# Start of Dataset rows

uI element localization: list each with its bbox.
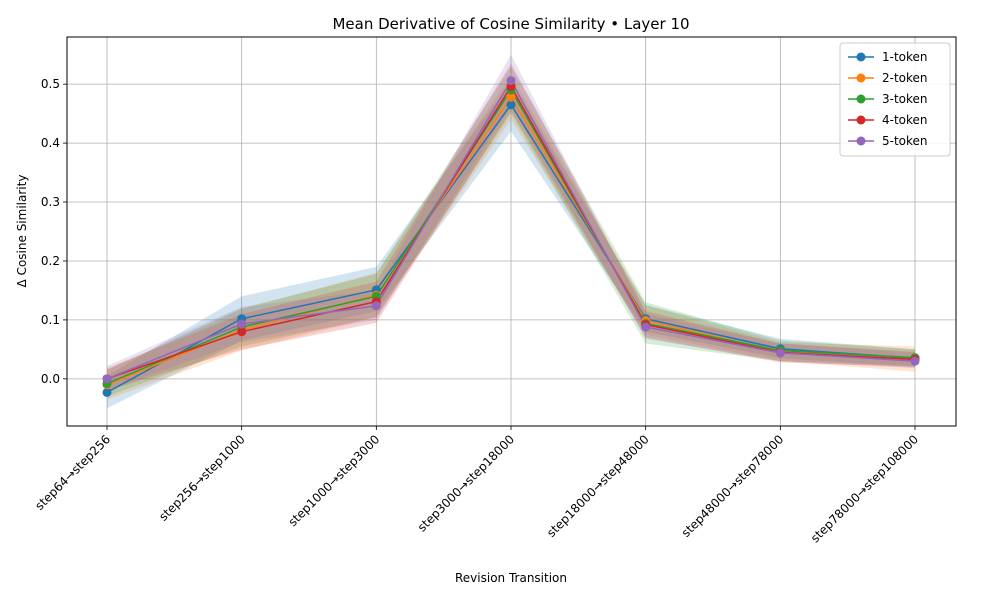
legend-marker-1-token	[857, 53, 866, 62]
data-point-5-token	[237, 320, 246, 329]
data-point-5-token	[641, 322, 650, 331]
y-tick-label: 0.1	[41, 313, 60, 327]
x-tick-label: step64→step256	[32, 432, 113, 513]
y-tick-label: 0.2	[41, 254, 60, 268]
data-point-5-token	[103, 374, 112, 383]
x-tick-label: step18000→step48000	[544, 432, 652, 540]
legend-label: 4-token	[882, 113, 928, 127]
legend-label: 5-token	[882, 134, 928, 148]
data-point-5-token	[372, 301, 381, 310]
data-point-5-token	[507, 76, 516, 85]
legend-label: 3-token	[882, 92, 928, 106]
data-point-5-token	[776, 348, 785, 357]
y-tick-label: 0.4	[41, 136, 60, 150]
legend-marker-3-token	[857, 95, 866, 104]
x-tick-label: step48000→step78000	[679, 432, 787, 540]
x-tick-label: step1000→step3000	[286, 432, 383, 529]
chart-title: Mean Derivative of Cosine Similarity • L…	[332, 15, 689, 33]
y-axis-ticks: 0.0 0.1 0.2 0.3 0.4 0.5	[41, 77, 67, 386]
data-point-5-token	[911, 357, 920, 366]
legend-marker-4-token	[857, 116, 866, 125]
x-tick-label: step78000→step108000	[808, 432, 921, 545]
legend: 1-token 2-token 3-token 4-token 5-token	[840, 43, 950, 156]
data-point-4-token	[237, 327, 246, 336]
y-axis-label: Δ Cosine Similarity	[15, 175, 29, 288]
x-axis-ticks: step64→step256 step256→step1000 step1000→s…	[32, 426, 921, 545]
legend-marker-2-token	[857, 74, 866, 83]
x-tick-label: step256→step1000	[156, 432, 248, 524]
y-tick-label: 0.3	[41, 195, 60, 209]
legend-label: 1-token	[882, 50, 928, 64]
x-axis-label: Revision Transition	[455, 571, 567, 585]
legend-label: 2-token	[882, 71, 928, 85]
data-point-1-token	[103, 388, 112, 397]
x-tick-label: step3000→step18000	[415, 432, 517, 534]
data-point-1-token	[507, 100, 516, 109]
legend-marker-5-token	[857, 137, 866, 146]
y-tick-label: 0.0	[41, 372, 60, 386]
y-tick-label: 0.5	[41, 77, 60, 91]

# End of Dataset rows
# Start of Dataset rows

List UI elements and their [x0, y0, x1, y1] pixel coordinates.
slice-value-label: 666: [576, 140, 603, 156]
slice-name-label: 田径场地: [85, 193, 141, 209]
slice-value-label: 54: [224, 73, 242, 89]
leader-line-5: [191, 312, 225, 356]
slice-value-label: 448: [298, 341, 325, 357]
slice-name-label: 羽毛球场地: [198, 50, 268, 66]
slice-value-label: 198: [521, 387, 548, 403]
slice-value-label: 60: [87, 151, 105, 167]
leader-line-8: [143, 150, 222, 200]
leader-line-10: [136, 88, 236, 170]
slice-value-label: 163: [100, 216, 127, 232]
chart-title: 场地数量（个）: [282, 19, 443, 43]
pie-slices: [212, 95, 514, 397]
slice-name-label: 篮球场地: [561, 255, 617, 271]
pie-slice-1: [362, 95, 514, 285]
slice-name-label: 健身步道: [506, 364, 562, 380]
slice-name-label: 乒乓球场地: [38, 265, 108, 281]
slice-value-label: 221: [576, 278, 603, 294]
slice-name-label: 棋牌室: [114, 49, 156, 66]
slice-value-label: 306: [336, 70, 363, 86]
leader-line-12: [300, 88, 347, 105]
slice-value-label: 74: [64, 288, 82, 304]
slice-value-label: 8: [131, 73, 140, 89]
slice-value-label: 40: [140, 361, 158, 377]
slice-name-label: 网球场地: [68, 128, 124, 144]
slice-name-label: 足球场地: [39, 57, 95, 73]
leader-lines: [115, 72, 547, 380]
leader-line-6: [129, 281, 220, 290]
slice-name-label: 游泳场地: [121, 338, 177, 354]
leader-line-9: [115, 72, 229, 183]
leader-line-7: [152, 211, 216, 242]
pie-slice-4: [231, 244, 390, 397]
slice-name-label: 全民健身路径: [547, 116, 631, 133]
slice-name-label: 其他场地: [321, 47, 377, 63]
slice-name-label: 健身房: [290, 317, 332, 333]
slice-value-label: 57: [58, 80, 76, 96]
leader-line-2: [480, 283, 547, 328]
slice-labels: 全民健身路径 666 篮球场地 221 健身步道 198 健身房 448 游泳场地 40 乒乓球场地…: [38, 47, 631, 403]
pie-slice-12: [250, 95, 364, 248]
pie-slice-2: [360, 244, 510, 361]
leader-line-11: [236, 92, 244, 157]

# End of Dataset rows

• **Task statement**
How many lines in the material above contain the string "legend"? Reply with the number alone.

• **Final result**
11